— BEGIN RECORDED INFORMATION —

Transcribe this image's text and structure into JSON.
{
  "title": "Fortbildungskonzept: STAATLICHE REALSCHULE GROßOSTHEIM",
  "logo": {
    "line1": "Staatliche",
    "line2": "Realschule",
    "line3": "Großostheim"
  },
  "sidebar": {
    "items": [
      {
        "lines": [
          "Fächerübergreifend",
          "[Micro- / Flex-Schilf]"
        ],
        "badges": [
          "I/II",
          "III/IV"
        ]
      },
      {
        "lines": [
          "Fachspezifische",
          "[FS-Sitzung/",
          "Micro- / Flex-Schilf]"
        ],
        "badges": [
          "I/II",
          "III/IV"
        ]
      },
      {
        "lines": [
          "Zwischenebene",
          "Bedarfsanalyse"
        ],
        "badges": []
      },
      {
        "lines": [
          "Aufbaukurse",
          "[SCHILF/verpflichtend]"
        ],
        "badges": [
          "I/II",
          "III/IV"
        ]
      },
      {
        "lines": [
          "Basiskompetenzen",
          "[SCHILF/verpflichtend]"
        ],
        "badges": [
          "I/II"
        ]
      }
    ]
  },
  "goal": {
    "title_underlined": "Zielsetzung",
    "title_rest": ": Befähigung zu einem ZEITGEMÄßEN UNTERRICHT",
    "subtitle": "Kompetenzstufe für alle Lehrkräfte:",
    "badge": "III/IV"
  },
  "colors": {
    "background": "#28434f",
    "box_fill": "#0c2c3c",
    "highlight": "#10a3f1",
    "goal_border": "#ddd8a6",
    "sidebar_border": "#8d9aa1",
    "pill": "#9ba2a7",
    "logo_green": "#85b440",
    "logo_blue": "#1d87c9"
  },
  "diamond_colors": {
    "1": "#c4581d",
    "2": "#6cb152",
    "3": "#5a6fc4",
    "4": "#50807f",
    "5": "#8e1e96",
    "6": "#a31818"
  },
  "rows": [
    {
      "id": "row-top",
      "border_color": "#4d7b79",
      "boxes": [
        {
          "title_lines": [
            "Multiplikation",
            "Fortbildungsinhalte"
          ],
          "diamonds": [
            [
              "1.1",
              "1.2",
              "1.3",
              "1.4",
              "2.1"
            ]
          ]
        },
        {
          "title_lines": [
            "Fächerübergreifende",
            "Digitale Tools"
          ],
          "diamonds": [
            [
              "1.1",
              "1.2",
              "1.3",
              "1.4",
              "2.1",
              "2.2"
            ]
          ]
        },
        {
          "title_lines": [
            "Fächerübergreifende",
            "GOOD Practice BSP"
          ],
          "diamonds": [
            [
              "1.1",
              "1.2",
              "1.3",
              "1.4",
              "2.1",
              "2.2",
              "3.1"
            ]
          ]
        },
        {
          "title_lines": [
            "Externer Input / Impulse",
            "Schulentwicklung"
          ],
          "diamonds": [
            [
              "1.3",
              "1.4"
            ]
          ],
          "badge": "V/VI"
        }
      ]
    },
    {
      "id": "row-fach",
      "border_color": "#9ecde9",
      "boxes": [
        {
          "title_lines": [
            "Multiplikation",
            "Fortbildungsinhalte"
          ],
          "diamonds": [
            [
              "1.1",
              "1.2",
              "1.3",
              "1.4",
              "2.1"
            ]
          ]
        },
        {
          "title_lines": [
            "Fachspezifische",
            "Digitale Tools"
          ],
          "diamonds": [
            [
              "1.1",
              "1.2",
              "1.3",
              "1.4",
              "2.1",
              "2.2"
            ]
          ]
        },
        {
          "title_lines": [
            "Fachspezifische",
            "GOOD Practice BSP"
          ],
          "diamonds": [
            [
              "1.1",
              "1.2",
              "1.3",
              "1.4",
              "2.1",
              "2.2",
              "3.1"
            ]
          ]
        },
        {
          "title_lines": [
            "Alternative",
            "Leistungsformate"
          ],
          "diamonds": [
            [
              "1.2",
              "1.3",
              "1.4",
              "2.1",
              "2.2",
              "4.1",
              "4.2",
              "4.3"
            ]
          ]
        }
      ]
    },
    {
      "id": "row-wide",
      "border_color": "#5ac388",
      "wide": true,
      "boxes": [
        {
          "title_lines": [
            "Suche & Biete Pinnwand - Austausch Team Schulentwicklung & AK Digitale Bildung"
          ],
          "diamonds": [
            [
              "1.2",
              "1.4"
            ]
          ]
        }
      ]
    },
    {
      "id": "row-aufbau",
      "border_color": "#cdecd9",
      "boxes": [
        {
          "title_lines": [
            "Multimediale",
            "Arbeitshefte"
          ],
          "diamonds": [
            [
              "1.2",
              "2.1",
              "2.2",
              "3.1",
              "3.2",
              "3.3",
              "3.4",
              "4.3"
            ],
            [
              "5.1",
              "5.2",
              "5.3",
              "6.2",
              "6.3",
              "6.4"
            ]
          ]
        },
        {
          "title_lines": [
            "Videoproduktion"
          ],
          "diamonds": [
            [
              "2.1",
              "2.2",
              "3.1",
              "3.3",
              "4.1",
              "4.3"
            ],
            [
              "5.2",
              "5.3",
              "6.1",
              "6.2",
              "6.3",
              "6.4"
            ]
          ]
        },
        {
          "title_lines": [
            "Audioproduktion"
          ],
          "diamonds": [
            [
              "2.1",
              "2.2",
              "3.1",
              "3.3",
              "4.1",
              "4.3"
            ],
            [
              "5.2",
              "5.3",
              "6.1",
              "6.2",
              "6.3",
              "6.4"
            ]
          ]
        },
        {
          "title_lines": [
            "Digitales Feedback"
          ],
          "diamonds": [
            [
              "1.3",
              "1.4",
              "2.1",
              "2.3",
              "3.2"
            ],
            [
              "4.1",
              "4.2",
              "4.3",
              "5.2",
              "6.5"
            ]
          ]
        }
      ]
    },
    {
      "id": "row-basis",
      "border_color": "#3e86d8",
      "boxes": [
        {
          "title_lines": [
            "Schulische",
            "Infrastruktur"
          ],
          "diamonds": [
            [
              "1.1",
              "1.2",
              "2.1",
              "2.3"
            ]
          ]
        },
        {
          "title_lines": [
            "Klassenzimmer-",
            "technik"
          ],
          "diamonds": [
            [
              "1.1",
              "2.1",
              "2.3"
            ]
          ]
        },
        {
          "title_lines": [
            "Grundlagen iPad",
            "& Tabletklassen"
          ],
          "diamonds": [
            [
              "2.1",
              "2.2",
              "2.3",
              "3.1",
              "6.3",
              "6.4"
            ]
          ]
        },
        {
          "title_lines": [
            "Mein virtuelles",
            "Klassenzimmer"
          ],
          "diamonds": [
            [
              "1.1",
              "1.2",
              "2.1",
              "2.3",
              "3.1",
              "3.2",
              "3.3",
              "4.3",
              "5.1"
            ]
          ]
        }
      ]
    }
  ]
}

— END RECORDED INFORMATION —

*INSTRUCTION*.
All lines that include "Flex" are to be gathered and copied.

*COMPLETE ANSWER*.
          "[Micro- / Flex-Schilf]"
          "Micro- / Flex-Schilf]"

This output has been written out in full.